§ **Aim of the task**
Write each line out again exactly as written.

§ **Supplied entries**
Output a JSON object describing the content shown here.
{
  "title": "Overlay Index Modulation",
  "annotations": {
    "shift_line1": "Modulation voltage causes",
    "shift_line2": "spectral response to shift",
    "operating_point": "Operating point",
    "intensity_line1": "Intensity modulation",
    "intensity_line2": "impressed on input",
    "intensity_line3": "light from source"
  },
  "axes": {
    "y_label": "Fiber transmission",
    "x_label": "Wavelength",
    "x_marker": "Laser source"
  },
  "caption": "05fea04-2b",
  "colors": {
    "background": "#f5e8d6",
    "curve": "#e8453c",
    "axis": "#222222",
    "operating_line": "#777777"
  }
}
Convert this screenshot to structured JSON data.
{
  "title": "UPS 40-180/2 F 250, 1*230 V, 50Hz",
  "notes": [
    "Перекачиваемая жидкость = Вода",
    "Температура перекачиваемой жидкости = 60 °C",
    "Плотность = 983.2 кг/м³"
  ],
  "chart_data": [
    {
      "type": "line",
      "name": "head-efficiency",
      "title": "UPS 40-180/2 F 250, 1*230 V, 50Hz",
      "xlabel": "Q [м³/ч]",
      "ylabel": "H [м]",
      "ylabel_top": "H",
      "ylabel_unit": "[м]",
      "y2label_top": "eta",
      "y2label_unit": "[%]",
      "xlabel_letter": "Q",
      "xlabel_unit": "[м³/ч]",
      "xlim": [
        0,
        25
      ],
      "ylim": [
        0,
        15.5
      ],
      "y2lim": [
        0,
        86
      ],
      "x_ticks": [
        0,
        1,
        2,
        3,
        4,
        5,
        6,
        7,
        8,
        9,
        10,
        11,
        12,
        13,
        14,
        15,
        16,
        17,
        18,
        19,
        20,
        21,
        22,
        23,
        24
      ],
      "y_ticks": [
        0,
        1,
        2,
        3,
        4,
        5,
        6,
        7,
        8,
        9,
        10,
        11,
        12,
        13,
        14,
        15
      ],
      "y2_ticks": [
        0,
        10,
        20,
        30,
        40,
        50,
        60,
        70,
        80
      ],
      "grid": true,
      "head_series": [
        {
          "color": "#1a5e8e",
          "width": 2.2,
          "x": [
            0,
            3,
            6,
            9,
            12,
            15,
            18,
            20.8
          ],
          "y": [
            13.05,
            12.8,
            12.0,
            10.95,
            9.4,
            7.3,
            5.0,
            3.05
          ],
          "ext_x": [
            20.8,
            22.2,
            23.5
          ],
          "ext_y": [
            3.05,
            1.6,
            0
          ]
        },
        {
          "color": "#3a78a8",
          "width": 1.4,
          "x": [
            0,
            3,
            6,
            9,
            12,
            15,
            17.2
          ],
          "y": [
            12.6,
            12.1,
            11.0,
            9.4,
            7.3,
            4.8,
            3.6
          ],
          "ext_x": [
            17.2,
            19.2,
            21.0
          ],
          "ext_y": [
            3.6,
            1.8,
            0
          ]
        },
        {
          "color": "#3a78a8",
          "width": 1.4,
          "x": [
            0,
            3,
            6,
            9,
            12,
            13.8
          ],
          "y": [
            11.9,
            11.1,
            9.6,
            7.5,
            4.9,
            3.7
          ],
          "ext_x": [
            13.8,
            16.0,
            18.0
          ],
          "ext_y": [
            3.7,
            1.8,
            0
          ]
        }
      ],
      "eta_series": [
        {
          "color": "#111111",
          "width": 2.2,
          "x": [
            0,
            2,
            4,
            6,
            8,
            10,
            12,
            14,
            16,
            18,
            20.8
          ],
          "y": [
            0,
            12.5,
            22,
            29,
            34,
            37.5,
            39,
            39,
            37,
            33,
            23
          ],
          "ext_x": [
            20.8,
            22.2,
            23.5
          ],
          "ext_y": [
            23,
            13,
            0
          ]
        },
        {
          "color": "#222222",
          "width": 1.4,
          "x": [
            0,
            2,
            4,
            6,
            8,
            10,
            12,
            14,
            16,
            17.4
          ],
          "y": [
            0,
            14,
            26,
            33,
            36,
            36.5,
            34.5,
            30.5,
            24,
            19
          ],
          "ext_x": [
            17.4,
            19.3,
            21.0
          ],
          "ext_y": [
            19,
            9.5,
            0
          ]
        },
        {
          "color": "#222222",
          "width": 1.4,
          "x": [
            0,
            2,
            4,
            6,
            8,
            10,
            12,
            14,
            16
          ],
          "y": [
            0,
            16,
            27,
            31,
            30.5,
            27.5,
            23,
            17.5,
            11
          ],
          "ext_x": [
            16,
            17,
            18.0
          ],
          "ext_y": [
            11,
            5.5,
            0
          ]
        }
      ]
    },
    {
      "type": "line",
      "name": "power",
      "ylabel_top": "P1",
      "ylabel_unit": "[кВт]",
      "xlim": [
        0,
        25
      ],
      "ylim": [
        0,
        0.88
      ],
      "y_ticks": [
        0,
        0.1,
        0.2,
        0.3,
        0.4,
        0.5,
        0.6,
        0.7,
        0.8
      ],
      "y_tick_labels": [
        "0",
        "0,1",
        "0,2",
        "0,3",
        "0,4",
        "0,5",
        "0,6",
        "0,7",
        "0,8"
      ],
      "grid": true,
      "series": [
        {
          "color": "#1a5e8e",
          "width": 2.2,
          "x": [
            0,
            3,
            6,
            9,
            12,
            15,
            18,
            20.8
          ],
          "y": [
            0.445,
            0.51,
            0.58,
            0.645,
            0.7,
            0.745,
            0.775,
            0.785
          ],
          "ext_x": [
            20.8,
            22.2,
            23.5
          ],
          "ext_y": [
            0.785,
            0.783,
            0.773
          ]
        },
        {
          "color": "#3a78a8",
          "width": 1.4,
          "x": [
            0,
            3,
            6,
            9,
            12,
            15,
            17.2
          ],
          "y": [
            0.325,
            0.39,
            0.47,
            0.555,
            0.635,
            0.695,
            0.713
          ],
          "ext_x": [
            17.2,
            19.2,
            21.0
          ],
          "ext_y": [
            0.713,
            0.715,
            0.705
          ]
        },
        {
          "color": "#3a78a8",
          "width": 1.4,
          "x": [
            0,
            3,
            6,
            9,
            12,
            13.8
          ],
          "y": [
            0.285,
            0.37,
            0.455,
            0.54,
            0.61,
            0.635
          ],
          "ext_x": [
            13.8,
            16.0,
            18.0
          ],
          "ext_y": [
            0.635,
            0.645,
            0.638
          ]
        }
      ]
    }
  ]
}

§ **Full output**
Output a JSON object describing the content shown here.
{
  "title": "Overlay Index Modulation",
  "annotations": {
    "shift_line1": "Modulation voltage causes",
    "shift_line2": "spectral response to shift",
    "operating_point": "Operating point",
    "intensity_line1": "Intensity modulation",
    "intensity_line2": "impressed on input",
    "intensity_line3": "light from source"
  },
  "axes": {
    "y_label": "Fiber transmission",
    "x_label": "Wavelength",
    "x_marker": "Laser source"
  },
  "caption": "05fea04-2b",
  "colors": {
    "background": "#f5e8d6",
    "curve": "#e8453c",
    "axis": "#222222",
    "operating_line": "#777777"
  }
}
Convert this screenshot to structured JSON data.
{
  "title": "UPS 40-180/2 F 250, 1*230 V, 50Hz",
  "notes": [
    "Перекачиваемая жидкость = Вода",
    "Температура перекачиваемой жидкости = 60 °C",
    "Плотность = 983.2 кг/м³"
  ],
  "chart_data": [
    {
      "type": "line",
      "name": "head-efficiency",
      "title": "UPS 40-180/2 F 250, 1*230 V, 50Hz",
      "xlabel": "Q [м³/ч]",
      "ylabel": "H [м]",
      "ylabel_top": "H",
      "ylabel_unit": "[м]",
      "y2label_top": "eta",
      "y2label_unit": "[%]",
      "xlabel_letter": "Q",
      "xlabel_unit": "[м³/ч]",
      "xlim": [
        0,
        25
      ],
      "ylim": [
        0,
        15.5
      ],
      "y2lim": [
        0,
        86
      ],
      "x_ticks": [
        0,
        1,
        2,
        3,
        4,
        5,
        6,
        7,
        8,
        9,
        10,
        11,
        12,
        13,
        14,
        15,
        16,
        17,
        18,
        19,
        20,
        21,
        22,
        23,
        24
      ],
      "y_ticks": [
        0,
        1,
        2,
        3,
        4,
        5,
        6,
        7,
        8,
        9,
        10,
        11,
        12,
        13,
        14,
        15
      ],
      "y2_ticks": [
        0,
        10,
        20,
        30,
        40,
        50,
        60,
        70,
        80
      ],
      "grid": true,
      "head_series": [
        {
          "color": "#1a5e8e",
          "width": 2.2,
          "x": [
            0,
            3,
            6,
            9,
            12,
            15,
            18,
            20.8
          ],
          "y": [
            13.05,
            12.8,
            12.0,
            10.95,
            9.4,
            7.3,
            5.0,
            3.05
          ],
          "ext_x": [
            20.8,
            22.2,
            23.5
          ],
          "ext_y": [
            3.05,
            1.6,
            0
          ]
        },
        {
          "color": "#3a78a8",
          "width": 1.4,
          "x": [
            0,
            3,
            6,
            9,
            12,
            15,
            17.2
          ],
          "y": [
            12.6,
            12.1,
            11.0,
            9.4,
            7.3,
            4.8,
            3.6
          ],
          "ext_x": [
            17.2,
            19.2,
            21.0
          ],
          "ext_y": [
            3.6,
            1.8,
            0
          ]
        },
        {
          "color": "#3a78a8",
          "width": 1.4,
          "x": [
            0,
            3,
            6,
            9,
            12,
            13.8
          ],
          "y": [
            11.9,
            11.1,
            9.6,
            7.5,
            4.9,
            3.7
          ],
          "ext_x": [
            13.8,
            16.0,
            18.0
          ],
          "ext_y": [
            3.7,
            1.8,
            0
          ]
        }
      ],
      "eta_series": [
        {
          "color": "#111111",
          "width": 2.2,
          "x": [
            0,
            2,
            4,
            6,
            8,
            10,
            12,
            14,
            16,
            18,
            20.8
          ],
          "y": [
            0,
            12.5,
            22,
            29,
            34,
            37.5,
            39,
            39,
            37,
            33,
            23
          ],
          "ext_x": [
            20.8,
            22.2,
            23.5
          ],
          "ext_y": [
            23,
            13,
            0
          ]
        },
        {
          "color": "#222222",
          "width": 1.4,
          "x": [
            0,
            2,
            4,
            6,
            8,
            10,
            12,
            14,
            16,
            17.4
          ],
          "y": [
            0,
            14,
            26,
            33,
            36,
            36.5,
            34.5,
            30.5,
            24,
            19
          ],
          "ext_x": [
            17.4,
            19.3,
            21.0
          ],
          "ext_y": [
            19,
            9.5,
            0
          ]
        },
        {
          "color": "#222222",
          "width": 1.4,
          "x": [
            0,
            2,
            4,
            6,
            8,
            10,
            12,
            14,
            16
          ],
          "y": [
            0,
            16,
            27,
            31,
            30.5,
            27.5,
            23,
            17.5,
            11
          ],
          "ext_x": [
            16,
            17,
            18.0
          ],
          "ext_y": [
            11,
            5.5,
            0
          ]
        }
      ]
    },
    {
      "type": "line",
      "name": "power",
      "ylabel_top": "P1",
      "ylabel_unit": "[кВт]",
      "xlim": [
        0,
        25
      ],
      "ylim": [
        0,
        0.88
      ],
      "y_ticks": [
        0,
        0.1,
        0.2,
        0.3,
        0.4,
        0.5,
        0.6,
        0.7,
        0.8
      ],
      "y_tick_labels": [
        "0",
        "0,1",
        "0,2",
        "0,3",
        "0,4",
        "0,5",
        "0,6",
        "0,7",
        "0,8"
      ],
      "grid": true,
      "series": [
        {
          "color": "#1a5e8e",
          "width": 2.2,
          "x": [
            0,
            3,
            6,
            9,
            12,
            15,
            18,
            20.8
          ],
          "y": [
            0.445,
            0.51,
            0.58,
            0.645,
            0.7,
            0.745,
            0.775,
            0.785
          ],
          "ext_x": [
            20.8,
            22.2,
            23.5
          ],
          "ext_y": [
            0.785,
            0.783,
            0.773
          ]
        },
        {
          "color": "#3a78a8",
          "width": 1.4,
          "x": [
            0,
            3,
            6,
            9,
            12,
            15,
            17.2
          ],
          "y": [
            0.325,
            0.39,
            0.47,
            0.555,
            0.635,
            0.695,
            0.713
          ],
          "ext_x": [
            17.2,
            19.2,
            21.0
          ],
          "ext_y": [
            0.713,
            0.715,
            0.705
          ]
        },
        {
          "color": "#3a78a8",
          "width": 1.4,
          "x": [
            0,
            3,
            6,
            9,
            12,
            13.8
          ],
          "y": [
            0.285,
            0.37,
            0.455,
            0.54,
            0.61,
            0.635
          ],
          "ext_x": [
            13.8,
            16.0,
            18.0
          ],
          "ext_y": [
            0.635,
            0.645,
            0.638
          ]
        }
      ]
    }
  ]
}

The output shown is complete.